-------- LISTED RECORDS --------

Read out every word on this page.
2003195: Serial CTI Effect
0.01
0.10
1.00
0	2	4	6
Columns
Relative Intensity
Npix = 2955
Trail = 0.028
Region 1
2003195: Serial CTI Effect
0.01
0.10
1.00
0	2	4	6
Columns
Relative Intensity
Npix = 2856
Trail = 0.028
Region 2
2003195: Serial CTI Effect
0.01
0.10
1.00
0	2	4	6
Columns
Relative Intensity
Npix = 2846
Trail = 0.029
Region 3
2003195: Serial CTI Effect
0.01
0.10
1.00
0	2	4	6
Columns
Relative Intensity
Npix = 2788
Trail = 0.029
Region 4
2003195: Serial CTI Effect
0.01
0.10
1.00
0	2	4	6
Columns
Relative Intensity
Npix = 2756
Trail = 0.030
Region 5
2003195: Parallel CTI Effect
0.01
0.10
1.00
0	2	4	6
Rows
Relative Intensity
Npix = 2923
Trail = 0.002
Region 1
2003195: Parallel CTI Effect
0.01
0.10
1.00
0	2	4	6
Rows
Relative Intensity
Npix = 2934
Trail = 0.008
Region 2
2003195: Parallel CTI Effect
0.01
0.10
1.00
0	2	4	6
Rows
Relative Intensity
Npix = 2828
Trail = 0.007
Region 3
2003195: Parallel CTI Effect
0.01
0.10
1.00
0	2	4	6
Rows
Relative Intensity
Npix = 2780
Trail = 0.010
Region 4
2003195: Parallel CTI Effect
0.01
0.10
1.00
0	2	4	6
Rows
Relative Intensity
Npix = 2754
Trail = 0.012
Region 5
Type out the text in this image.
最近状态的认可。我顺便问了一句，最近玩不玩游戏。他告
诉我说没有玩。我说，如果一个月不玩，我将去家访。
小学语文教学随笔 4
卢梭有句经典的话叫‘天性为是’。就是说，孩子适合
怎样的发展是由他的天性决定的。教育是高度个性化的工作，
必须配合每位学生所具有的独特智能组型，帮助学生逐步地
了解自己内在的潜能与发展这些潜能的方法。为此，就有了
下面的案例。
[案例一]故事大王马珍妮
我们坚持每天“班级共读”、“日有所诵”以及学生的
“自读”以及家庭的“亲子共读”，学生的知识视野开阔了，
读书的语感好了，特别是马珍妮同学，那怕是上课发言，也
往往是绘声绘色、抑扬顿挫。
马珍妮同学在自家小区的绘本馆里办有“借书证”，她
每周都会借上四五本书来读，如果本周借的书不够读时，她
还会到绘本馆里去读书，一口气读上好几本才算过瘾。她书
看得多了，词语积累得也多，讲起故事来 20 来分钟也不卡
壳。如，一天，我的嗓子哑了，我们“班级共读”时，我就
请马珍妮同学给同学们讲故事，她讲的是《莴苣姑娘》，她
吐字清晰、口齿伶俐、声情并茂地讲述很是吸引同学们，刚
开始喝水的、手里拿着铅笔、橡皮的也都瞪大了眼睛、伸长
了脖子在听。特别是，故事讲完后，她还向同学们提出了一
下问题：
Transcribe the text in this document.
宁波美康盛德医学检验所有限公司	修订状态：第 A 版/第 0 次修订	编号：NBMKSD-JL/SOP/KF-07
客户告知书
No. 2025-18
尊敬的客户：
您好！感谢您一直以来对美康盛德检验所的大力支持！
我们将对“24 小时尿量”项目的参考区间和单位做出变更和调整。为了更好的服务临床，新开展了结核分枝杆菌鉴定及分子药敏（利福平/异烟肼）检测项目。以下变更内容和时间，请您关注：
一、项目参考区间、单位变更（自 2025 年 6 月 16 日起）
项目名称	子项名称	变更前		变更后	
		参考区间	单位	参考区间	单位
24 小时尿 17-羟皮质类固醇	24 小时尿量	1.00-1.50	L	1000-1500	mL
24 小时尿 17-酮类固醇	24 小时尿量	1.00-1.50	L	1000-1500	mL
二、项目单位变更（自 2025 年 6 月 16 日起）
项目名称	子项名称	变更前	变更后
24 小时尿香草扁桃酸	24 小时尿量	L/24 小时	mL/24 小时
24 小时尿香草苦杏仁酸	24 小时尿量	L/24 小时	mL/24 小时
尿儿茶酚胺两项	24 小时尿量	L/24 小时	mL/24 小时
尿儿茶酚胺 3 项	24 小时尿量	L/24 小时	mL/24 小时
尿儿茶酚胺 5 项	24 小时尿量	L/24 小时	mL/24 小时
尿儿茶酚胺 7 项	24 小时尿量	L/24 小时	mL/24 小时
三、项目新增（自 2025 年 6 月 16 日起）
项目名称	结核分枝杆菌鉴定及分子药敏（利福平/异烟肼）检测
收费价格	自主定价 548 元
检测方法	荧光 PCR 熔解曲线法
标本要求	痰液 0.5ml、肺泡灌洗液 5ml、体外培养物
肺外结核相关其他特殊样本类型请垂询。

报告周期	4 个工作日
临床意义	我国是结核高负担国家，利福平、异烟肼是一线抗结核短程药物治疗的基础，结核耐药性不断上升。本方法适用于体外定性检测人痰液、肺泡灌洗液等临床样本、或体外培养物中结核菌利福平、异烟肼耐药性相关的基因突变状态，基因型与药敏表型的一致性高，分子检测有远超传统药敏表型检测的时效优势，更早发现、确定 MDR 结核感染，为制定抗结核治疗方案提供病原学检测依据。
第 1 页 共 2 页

--------

● EXERCISE OBJECTIVE
Show every line that contains the word "this".

● ANSWER BELOW
Read out every word on this page.
Type out the text in this image.
Transcribe the text in this document.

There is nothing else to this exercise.